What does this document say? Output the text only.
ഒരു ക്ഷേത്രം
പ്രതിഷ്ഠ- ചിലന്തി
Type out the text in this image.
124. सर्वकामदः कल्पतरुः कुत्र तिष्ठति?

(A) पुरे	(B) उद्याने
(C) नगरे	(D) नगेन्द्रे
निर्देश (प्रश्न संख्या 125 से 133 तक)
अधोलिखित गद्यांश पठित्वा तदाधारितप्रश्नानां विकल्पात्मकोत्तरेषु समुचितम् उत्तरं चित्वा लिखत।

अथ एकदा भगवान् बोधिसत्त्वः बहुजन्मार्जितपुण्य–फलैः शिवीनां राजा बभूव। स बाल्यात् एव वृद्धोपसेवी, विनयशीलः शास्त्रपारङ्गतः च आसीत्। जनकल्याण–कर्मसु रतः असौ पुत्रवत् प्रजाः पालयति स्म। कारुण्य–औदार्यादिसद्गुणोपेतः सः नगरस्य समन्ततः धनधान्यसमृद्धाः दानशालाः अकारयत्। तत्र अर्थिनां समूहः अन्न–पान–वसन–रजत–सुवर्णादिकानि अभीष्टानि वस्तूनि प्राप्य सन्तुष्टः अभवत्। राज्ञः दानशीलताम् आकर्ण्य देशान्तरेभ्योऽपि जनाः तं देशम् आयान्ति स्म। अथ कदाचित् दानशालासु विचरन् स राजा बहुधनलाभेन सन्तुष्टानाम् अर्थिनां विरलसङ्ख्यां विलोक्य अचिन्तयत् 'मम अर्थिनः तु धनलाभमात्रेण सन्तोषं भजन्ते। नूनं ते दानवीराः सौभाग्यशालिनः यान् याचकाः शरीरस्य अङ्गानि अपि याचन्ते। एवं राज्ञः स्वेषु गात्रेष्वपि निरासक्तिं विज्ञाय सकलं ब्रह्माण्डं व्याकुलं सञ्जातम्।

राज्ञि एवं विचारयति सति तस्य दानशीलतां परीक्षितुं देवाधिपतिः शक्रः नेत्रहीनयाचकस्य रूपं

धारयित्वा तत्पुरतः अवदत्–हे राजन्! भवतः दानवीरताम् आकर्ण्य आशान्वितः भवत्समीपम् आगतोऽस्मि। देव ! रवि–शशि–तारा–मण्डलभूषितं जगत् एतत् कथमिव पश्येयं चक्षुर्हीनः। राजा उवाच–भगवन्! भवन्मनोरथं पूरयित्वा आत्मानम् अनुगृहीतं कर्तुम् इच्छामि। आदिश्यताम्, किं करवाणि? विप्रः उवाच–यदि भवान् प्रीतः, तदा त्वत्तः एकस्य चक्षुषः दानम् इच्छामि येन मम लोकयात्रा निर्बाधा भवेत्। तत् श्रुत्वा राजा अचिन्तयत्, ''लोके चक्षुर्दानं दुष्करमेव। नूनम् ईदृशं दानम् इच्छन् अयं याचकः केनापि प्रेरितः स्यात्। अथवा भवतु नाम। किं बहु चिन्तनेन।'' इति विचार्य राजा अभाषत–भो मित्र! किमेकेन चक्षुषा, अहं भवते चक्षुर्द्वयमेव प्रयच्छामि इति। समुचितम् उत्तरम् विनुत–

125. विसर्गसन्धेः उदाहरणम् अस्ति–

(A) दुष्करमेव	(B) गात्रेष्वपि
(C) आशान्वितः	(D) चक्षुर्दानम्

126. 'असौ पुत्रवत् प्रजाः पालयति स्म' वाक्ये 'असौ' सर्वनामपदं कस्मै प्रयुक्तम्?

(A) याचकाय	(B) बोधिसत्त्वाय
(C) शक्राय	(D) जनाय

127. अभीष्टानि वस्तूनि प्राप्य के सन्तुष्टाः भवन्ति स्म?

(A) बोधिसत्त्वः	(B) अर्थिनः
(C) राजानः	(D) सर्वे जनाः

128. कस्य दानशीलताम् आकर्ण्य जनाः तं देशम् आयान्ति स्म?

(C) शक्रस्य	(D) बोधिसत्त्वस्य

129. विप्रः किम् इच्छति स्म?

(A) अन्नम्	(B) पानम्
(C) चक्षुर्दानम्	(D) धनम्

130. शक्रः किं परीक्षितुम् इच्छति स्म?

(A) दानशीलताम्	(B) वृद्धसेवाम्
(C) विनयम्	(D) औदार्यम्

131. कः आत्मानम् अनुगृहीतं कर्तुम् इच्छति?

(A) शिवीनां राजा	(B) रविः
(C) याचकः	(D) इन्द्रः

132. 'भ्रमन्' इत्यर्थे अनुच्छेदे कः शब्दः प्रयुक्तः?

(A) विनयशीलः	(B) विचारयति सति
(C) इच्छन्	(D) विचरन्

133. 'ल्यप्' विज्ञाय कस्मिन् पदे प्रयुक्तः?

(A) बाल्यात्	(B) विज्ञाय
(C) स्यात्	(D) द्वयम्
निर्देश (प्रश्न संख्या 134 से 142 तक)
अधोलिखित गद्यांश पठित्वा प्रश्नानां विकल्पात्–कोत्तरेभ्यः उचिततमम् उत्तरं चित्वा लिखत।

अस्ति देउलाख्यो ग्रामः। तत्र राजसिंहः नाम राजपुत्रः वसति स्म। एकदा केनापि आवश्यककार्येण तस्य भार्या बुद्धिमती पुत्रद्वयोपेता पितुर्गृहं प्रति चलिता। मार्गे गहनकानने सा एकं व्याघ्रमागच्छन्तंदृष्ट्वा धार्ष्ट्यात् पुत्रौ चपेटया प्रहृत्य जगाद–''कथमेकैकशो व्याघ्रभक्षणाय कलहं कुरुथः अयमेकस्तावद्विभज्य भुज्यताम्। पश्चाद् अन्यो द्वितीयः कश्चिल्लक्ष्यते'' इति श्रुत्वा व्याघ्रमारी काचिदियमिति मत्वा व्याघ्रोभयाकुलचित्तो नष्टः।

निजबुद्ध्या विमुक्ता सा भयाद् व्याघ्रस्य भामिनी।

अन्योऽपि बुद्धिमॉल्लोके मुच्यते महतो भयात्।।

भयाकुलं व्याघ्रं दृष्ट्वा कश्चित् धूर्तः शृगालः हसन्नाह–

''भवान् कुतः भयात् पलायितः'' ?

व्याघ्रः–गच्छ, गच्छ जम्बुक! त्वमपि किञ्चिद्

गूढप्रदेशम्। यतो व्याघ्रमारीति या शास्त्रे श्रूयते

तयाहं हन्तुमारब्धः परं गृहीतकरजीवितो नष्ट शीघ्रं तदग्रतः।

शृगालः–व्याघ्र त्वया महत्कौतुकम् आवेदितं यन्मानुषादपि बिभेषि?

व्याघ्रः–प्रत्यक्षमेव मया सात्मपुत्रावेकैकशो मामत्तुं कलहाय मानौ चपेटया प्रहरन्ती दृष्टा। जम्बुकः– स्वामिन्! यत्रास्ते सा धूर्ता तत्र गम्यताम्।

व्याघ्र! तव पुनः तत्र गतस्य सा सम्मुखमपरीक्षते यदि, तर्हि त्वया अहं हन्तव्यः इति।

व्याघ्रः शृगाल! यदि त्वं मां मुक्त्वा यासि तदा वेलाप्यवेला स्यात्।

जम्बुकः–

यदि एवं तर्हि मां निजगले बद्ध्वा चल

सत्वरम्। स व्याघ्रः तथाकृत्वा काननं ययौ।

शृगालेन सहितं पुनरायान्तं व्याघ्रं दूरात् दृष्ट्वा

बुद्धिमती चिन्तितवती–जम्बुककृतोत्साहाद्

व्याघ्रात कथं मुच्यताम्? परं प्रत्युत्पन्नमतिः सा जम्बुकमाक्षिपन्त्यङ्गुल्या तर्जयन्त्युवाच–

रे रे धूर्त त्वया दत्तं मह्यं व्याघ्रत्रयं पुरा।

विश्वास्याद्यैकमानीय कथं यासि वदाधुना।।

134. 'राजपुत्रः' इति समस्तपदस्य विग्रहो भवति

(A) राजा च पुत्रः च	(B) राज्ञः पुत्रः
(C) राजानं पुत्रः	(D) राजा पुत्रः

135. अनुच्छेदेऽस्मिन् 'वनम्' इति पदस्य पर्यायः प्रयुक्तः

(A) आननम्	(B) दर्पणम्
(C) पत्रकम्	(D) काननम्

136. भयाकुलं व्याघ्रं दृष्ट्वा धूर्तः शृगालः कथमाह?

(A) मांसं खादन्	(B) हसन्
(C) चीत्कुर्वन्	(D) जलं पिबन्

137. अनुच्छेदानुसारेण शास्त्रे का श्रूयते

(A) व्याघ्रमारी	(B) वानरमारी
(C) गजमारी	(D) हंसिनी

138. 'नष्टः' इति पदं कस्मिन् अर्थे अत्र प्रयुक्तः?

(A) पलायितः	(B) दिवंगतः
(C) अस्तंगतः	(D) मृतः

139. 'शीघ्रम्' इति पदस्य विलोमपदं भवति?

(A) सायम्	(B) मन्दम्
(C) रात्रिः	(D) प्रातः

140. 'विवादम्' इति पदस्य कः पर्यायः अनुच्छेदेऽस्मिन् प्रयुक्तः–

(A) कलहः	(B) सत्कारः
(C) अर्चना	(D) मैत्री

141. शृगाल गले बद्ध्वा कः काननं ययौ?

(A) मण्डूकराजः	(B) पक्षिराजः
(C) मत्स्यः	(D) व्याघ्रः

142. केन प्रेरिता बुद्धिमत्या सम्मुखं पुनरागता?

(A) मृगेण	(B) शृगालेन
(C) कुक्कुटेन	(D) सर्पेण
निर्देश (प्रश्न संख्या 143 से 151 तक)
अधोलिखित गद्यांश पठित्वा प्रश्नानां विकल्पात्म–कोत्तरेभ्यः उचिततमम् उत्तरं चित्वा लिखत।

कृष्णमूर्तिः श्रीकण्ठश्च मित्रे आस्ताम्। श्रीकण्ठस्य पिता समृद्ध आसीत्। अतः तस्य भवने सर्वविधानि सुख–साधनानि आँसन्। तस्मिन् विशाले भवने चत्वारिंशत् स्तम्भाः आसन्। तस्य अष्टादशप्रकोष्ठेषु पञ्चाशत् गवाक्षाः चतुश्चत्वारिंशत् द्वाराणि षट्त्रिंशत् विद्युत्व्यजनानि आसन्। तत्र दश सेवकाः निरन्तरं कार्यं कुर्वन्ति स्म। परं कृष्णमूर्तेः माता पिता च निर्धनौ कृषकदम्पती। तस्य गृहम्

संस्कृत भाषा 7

+ + + +

- _Given problem_
Search the listing for the string "ततमम". Copy each line where it turns up.

- _The result_
अधोलिखित गद्यांश पठित्वा प्रश्नानां विकल्पात्–कोत्तरेभ्यः उचिततमम् उत्तरं चित्वा लिखत।
अधोलिखित गद्यांश पठित्वा प्रश्नानां विकल्पात्म–कोत्तरेभ्यः उचिततमम् उत्तरं चित्वा लिखत।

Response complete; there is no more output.